[Data lines start]
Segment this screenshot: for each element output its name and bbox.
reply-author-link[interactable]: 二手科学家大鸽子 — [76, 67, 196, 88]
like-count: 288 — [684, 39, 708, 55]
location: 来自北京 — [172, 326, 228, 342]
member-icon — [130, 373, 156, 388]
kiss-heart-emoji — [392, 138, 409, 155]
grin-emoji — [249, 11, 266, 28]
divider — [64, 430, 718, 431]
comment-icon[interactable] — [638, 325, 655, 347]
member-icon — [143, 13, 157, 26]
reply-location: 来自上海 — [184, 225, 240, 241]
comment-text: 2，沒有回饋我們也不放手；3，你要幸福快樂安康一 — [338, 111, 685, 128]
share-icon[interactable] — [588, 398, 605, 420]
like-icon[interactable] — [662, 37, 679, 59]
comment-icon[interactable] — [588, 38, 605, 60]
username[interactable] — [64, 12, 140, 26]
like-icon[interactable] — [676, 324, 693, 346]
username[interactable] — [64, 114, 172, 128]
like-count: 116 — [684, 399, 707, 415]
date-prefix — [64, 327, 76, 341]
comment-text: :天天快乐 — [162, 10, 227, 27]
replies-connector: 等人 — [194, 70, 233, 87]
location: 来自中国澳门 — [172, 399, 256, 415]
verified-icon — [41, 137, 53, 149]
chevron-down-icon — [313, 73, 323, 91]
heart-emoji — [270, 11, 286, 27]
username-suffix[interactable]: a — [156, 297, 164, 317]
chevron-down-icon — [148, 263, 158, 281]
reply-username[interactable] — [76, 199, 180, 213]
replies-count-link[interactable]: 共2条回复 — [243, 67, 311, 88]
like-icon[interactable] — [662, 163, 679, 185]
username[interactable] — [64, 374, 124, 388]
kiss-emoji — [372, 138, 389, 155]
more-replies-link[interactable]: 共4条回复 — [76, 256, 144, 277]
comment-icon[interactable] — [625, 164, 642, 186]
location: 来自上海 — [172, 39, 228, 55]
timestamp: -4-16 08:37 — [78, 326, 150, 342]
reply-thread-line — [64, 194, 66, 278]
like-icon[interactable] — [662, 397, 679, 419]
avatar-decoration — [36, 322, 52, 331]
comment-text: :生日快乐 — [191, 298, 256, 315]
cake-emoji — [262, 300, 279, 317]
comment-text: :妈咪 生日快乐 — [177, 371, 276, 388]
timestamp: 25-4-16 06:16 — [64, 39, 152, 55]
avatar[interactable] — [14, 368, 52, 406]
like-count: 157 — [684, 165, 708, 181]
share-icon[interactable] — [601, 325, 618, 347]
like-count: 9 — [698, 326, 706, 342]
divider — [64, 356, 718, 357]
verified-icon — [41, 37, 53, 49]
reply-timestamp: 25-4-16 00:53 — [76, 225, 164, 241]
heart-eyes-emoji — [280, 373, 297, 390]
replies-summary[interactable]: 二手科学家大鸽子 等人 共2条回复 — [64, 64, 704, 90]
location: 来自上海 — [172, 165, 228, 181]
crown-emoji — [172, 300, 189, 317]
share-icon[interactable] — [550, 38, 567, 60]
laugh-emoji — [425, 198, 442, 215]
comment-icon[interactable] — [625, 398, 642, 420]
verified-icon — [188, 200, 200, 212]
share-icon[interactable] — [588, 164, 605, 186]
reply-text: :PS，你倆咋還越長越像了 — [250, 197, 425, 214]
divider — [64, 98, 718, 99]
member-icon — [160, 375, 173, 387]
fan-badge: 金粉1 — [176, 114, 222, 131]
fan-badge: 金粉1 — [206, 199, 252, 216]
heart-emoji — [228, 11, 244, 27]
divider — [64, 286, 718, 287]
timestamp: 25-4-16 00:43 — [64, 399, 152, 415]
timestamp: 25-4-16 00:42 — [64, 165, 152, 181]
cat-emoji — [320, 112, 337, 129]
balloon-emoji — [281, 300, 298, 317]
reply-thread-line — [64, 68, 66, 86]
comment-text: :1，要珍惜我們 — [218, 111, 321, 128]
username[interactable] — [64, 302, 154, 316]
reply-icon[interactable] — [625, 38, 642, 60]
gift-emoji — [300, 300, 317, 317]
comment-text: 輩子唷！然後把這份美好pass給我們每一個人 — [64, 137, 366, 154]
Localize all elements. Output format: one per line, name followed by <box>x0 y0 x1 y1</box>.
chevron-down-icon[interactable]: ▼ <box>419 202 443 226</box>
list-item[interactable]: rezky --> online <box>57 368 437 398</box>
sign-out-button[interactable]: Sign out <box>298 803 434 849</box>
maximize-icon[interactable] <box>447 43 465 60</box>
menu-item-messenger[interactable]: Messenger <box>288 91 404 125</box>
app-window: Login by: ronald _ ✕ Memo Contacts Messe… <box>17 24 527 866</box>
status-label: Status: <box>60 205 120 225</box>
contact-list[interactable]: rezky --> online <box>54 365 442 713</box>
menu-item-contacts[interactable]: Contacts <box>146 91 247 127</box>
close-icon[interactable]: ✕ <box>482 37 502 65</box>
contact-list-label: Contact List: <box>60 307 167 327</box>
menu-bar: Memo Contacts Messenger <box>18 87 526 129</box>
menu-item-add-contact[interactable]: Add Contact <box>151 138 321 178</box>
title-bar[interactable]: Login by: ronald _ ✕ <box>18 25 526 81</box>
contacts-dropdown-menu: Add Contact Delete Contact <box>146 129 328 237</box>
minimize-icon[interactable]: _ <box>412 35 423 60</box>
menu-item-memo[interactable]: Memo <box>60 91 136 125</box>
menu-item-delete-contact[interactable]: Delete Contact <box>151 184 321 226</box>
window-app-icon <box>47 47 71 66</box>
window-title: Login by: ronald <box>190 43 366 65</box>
[Data lines end]
Problem to work on.
Which lines in the records above contain the string "thread"? Return each of those lines in full.

Solution to the problem.
reply-thread-line — [64, 194, 66, 278]
reply-thread-line — [64, 68, 66, 86]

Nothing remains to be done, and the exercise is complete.